[Records from a data source]
"""

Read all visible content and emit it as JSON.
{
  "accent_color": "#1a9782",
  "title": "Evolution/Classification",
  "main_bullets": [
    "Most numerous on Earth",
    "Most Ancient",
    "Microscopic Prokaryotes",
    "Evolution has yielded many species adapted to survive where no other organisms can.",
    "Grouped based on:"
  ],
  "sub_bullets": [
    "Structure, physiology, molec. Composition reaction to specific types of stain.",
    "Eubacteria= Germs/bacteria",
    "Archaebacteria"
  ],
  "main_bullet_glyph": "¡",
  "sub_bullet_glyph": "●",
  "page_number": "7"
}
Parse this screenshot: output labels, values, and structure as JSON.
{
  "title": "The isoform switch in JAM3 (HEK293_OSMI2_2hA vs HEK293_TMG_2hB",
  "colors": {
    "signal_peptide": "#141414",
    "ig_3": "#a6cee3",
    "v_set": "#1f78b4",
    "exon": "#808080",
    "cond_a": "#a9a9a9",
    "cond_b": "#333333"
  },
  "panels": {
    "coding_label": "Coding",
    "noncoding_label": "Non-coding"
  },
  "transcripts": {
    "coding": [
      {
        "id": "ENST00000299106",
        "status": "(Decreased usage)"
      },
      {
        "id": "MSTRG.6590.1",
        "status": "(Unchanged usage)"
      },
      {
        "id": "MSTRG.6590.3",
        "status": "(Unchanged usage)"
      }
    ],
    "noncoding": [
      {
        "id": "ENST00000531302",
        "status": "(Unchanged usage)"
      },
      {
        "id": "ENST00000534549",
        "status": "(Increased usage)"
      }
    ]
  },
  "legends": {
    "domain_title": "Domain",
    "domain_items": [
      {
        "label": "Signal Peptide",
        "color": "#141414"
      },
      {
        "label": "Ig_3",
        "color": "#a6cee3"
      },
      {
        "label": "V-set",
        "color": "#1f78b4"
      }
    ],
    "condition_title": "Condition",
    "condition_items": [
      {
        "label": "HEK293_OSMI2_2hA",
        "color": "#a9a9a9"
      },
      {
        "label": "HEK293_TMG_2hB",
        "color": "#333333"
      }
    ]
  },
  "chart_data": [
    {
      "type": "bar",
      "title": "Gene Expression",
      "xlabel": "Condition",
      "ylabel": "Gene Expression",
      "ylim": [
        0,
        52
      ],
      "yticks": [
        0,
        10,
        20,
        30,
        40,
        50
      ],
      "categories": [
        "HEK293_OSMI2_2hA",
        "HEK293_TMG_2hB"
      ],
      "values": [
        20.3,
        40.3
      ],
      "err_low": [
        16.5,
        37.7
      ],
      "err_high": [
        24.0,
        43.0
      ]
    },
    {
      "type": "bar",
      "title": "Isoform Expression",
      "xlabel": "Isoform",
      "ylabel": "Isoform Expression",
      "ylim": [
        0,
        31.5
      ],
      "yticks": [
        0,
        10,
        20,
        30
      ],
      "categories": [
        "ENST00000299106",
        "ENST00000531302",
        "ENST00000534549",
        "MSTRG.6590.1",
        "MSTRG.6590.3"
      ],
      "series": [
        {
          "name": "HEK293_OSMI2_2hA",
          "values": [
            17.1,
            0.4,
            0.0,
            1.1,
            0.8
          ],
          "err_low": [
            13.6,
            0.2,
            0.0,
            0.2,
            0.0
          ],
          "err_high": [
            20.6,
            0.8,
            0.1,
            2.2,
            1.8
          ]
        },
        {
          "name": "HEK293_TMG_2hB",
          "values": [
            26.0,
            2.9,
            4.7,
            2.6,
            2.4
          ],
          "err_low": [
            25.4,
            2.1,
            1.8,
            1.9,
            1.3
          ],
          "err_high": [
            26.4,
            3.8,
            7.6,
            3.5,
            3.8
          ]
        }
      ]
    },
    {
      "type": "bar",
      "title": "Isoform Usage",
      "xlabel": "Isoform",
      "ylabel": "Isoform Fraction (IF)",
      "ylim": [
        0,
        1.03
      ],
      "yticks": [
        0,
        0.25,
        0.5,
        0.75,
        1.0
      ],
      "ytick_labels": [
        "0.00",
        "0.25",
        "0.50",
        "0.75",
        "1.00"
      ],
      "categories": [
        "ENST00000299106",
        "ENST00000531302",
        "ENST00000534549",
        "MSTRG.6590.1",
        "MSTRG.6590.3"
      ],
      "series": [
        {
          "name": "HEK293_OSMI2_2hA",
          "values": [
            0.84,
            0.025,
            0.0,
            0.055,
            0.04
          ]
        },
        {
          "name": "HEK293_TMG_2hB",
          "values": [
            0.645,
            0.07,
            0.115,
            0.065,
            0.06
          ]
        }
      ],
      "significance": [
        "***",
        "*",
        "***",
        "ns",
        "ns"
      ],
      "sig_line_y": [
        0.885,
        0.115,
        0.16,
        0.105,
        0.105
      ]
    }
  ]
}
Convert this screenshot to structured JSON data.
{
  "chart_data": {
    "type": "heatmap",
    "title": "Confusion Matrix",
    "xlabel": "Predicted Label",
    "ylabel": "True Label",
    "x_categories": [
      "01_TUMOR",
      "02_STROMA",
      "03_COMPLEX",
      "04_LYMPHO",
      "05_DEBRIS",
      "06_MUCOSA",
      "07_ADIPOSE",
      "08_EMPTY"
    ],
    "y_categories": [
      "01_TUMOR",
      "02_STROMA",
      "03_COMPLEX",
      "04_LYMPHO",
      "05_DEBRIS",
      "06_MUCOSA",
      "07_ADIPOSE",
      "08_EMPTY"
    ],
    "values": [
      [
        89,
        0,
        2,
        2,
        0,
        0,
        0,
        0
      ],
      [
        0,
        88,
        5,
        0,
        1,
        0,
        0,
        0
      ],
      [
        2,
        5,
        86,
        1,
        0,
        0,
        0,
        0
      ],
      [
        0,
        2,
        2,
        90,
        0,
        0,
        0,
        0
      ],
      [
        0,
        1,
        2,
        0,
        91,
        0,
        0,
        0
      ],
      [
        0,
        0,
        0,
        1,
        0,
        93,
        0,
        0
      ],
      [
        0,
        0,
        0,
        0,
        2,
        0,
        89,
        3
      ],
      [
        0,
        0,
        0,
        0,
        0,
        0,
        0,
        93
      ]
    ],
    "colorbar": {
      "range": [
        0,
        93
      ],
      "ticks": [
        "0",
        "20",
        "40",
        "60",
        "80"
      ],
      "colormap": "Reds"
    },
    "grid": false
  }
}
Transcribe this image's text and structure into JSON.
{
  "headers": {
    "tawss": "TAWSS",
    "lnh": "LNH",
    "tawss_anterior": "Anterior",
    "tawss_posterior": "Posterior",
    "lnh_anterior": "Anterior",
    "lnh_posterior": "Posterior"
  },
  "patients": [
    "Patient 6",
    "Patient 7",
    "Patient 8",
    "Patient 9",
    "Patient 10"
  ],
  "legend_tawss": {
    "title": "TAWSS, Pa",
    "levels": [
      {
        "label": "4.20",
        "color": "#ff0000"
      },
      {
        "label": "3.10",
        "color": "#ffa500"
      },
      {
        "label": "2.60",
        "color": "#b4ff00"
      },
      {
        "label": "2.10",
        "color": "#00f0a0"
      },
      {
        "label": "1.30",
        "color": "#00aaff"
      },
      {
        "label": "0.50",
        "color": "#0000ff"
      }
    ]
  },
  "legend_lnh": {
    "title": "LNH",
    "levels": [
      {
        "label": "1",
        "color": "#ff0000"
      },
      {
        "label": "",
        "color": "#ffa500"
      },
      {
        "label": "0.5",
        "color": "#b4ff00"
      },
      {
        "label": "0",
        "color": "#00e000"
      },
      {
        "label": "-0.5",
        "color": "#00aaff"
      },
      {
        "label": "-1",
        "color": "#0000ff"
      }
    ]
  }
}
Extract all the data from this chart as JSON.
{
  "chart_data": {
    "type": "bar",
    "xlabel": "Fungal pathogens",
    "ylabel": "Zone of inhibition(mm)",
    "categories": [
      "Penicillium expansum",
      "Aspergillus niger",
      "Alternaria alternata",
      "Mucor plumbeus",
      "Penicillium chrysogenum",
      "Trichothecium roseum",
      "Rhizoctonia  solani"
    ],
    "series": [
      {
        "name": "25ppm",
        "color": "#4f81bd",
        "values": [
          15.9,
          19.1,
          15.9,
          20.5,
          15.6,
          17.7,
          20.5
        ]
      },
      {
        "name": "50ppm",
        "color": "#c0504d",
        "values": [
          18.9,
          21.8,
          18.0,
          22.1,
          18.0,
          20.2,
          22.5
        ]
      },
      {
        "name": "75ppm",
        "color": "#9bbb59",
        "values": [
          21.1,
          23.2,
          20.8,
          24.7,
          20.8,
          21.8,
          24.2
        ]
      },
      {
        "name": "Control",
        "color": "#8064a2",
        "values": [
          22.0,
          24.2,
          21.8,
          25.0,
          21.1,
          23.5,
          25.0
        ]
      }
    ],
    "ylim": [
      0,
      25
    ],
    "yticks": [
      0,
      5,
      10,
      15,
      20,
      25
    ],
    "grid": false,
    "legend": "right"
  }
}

"""

Exercise aim.
Search the data above for the word "Evolution". Copy each line it is in.

Answer space.
  "title": "Evolution/Classification",
    "Evolution has yielded many species adapted to survive where no other organisms can.",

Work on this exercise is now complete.